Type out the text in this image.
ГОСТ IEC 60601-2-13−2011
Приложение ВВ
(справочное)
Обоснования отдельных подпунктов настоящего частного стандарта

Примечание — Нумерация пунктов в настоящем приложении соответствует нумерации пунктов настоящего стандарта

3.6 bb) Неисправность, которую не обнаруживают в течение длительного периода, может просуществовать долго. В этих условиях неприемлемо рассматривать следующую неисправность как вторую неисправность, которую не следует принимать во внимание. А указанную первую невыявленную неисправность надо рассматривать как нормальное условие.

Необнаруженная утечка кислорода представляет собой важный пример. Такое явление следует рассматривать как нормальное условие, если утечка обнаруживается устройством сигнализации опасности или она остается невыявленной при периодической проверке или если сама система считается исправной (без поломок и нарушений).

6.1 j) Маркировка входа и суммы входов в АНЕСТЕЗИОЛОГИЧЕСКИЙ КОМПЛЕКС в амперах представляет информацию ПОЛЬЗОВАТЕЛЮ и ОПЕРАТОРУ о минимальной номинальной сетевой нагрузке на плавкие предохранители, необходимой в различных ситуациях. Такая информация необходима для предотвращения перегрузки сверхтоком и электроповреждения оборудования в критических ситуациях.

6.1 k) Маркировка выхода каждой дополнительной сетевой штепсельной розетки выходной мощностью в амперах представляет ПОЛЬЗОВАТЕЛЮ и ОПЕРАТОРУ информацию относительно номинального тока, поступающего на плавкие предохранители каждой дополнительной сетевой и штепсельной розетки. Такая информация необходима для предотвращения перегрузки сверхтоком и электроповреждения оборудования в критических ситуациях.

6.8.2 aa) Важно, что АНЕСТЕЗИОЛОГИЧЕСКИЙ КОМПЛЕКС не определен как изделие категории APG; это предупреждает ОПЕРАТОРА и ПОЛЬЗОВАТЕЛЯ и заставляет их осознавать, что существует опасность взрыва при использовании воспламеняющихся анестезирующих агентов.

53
○ ○ ○ ○ ○ ○ ○
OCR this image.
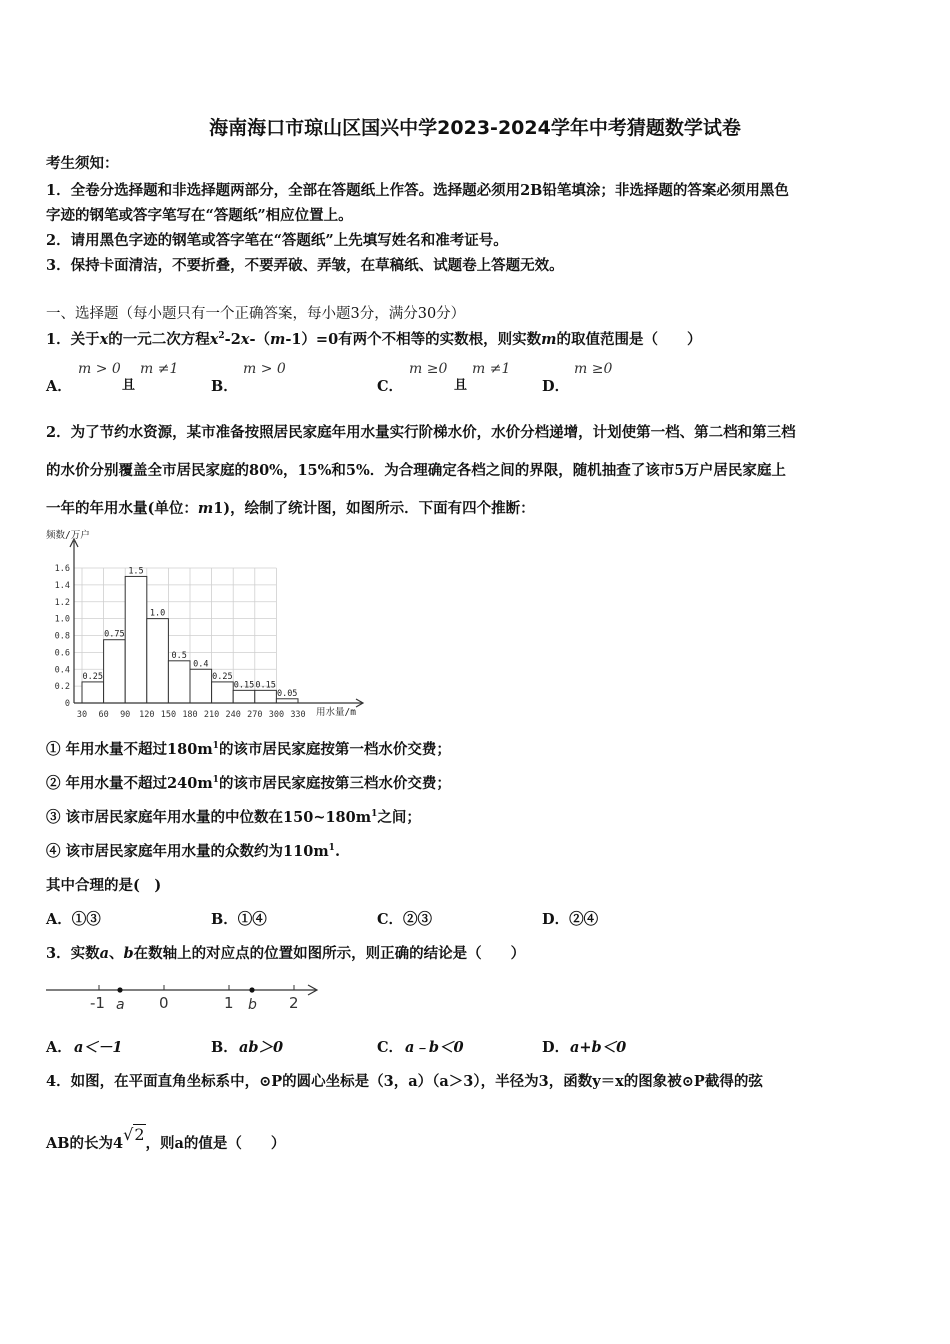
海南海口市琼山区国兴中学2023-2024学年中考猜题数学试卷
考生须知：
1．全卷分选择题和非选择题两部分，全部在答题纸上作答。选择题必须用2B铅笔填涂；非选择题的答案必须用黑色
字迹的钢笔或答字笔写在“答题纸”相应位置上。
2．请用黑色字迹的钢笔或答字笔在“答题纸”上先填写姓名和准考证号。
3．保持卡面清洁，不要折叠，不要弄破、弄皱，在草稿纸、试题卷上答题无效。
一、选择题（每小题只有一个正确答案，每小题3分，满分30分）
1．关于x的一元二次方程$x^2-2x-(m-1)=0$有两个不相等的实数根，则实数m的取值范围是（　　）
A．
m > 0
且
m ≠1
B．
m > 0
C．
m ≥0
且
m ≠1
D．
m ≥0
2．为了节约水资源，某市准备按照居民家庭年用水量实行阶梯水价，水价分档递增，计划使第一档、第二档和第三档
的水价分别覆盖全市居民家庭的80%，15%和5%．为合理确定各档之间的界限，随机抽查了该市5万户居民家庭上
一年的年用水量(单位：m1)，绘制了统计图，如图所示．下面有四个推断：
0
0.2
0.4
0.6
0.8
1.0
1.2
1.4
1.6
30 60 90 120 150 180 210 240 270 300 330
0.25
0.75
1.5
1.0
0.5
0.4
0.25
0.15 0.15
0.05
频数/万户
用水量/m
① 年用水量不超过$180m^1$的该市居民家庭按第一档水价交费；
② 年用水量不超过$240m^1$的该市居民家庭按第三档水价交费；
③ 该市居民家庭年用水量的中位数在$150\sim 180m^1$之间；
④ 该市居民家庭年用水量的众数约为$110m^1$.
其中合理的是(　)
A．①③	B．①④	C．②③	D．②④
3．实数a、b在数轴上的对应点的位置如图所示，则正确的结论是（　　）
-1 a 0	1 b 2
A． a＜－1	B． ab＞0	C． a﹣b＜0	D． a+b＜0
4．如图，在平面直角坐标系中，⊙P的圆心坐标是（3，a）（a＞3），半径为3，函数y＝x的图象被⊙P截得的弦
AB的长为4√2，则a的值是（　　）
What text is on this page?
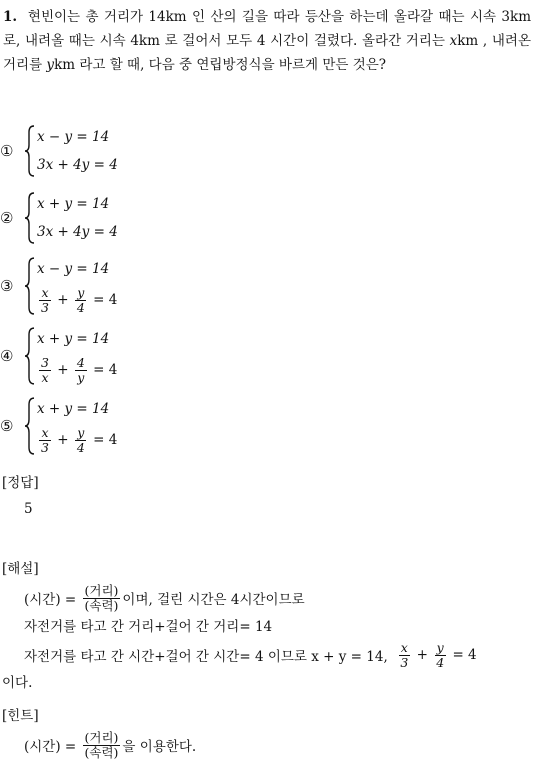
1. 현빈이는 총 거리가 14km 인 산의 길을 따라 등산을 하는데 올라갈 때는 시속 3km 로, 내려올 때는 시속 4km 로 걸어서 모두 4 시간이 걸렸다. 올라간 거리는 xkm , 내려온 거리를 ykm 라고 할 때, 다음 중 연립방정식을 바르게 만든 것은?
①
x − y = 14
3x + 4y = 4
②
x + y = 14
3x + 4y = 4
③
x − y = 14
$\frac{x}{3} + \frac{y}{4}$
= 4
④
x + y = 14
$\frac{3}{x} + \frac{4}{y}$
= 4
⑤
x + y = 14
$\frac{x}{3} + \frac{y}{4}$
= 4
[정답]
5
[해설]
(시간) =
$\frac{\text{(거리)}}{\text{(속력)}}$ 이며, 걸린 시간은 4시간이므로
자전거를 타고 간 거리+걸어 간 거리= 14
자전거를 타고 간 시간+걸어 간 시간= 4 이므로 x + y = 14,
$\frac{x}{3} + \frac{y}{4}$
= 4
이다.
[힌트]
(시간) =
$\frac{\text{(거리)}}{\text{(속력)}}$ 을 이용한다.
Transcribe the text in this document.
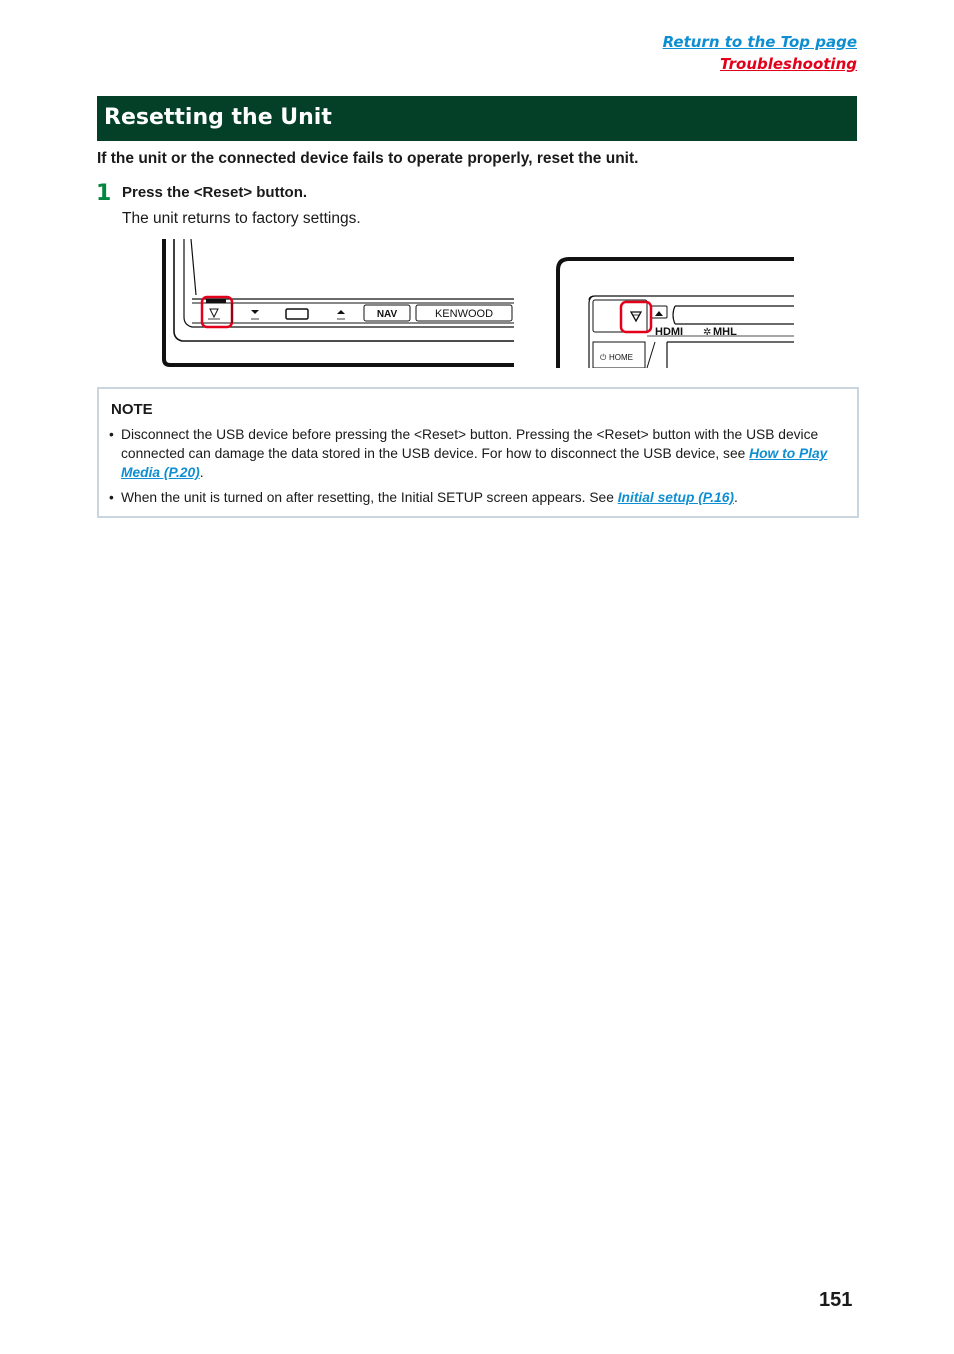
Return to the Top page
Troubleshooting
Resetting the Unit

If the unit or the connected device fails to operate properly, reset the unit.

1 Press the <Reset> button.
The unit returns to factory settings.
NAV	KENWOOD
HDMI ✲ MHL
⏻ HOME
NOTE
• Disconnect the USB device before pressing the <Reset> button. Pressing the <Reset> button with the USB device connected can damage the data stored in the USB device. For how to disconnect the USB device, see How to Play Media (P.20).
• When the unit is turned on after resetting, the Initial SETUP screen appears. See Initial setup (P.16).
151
○ ○ ○ ○ ○ ○ ○
*WHAT THE TASK ASKS*
Only lines that contain the word "connected" are wanted; copy each of them.

*COMPLETED EXERCISE*
If the unit or the connected device fails to operate properly, reset the unit.
• Disconnect the USB device before pressing the <Reset> button. Pressing the <Reset> button with the USB device connected can damage the data stored in the USB device. For how to disconnect the USB device, see How to Play Media (P.20).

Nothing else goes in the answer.